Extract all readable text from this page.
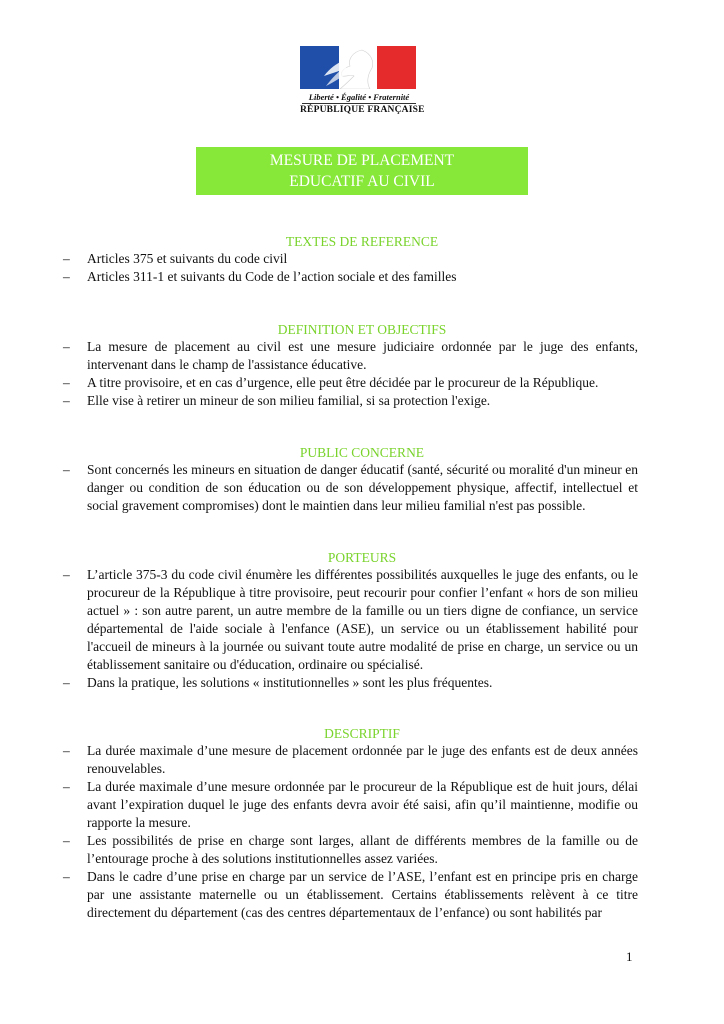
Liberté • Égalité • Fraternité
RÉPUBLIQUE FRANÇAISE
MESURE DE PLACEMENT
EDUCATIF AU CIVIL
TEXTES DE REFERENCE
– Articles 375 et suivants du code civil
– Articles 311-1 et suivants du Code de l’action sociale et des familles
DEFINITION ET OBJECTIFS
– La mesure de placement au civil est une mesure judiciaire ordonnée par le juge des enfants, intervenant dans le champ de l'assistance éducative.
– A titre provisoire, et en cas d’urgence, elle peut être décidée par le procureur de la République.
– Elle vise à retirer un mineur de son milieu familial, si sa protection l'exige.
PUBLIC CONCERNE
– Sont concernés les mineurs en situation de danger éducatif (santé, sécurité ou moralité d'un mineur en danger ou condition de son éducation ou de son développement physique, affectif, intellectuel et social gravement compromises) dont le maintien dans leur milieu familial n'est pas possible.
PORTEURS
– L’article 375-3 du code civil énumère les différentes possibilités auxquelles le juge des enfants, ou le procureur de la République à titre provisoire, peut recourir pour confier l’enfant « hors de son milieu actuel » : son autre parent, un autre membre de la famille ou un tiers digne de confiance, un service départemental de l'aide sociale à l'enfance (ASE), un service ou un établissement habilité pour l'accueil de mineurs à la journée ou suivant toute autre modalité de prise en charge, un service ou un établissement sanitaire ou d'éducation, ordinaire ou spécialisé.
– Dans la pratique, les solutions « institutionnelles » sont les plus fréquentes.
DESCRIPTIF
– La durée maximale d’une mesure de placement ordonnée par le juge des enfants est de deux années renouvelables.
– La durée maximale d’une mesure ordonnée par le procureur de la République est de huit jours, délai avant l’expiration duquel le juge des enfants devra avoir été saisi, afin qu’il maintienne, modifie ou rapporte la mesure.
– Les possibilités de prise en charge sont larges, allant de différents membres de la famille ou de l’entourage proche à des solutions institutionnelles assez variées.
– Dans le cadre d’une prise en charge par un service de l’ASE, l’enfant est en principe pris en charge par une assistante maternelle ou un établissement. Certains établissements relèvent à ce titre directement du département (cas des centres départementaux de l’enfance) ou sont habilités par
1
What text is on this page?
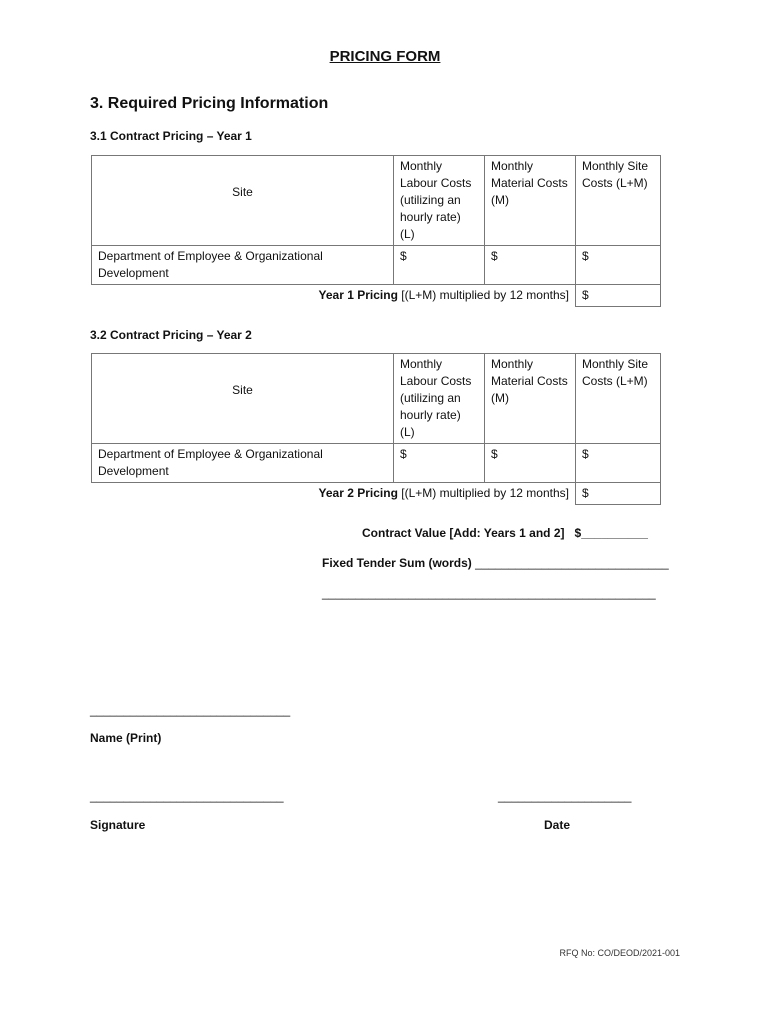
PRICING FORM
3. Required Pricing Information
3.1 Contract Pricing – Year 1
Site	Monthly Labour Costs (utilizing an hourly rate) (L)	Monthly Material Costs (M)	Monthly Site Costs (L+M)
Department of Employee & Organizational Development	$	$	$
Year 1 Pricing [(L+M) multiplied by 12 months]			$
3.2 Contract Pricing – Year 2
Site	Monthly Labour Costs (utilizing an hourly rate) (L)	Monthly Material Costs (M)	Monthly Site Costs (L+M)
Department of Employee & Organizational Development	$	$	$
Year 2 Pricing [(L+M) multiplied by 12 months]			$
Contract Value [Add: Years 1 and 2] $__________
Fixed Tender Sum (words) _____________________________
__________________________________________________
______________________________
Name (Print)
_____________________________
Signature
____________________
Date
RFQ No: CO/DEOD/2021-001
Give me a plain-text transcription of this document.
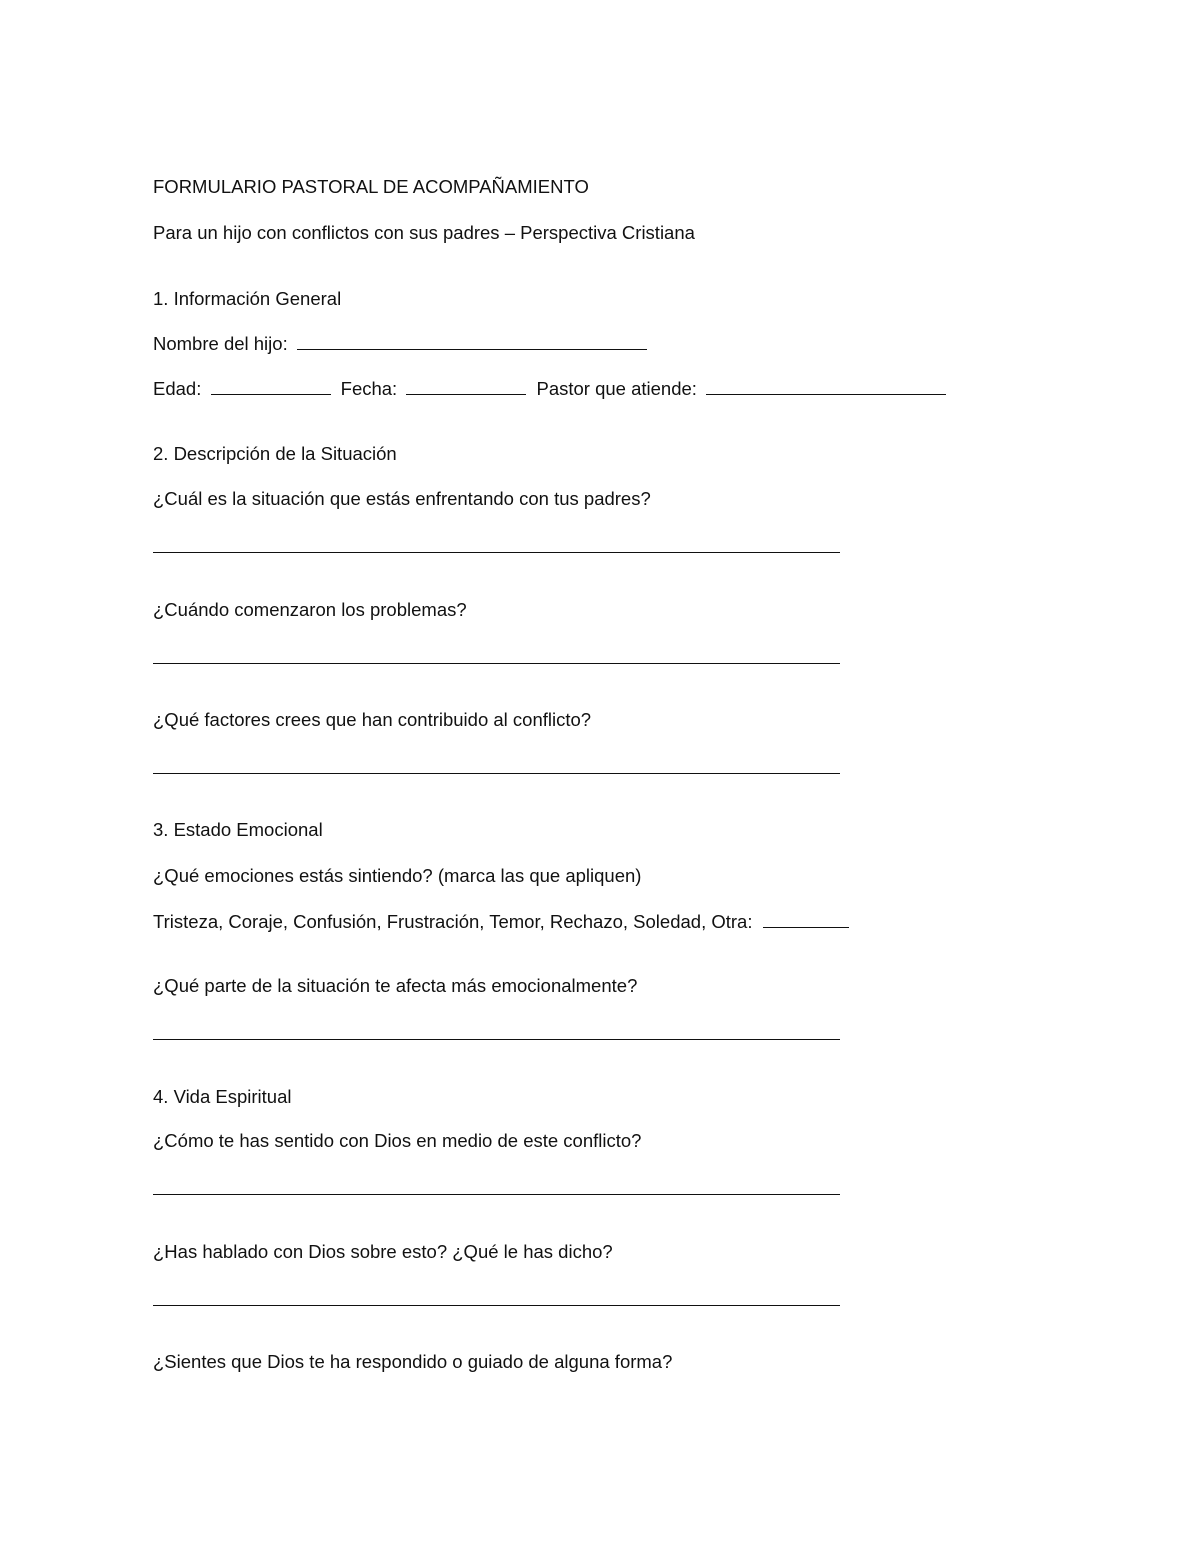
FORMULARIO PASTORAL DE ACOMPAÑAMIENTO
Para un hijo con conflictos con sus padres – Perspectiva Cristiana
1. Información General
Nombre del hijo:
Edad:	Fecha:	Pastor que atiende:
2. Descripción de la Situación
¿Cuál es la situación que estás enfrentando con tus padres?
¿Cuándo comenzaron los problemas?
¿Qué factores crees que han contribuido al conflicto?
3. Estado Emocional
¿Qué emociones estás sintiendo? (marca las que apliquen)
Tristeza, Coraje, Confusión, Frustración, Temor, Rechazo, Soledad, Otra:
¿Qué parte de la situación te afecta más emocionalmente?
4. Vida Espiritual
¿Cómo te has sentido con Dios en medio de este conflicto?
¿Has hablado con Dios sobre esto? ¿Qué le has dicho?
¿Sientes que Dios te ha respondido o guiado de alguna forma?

◆ ◆ ◆

## WHAT YOU SHOULD DO
Word for word, restate the lines from the one containing "Give me a plain-text" through the end of the listing, and nothing more. Skip the pictures.

## OUTPUT
Give me a plain-text transcription of this document.
FORMULARIO PASTORAL DE ACOMPAÑAMIENTO
Para un hijo con conflictos con sus padres – Perspectiva Cristiana
1. Información General
Nombre del hijo:
Edad:	Fecha:	Pastor que atiende:
2. Descripción de la Situación
¿Cuál es la situación que estás enfrentando con tus padres?
¿Cuándo comenzaron los problemas?
¿Qué factores crees que han contribuido al conflicto?
3. Estado Emocional
¿Qué emociones estás sintiendo? (marca las que apliquen)
Tristeza, Coraje, Confusión, Frustración, Temor, Rechazo, Soledad, Otra:
¿Qué parte de la situación te afecta más emocionalmente?
4. Vida Espiritual
¿Cómo te has sentido con Dios en medio de este conflicto?
¿Has hablado con Dios sobre esto? ¿Qué le has dicho?
¿Sientes que Dios te ha respondido o guiado de alguna forma?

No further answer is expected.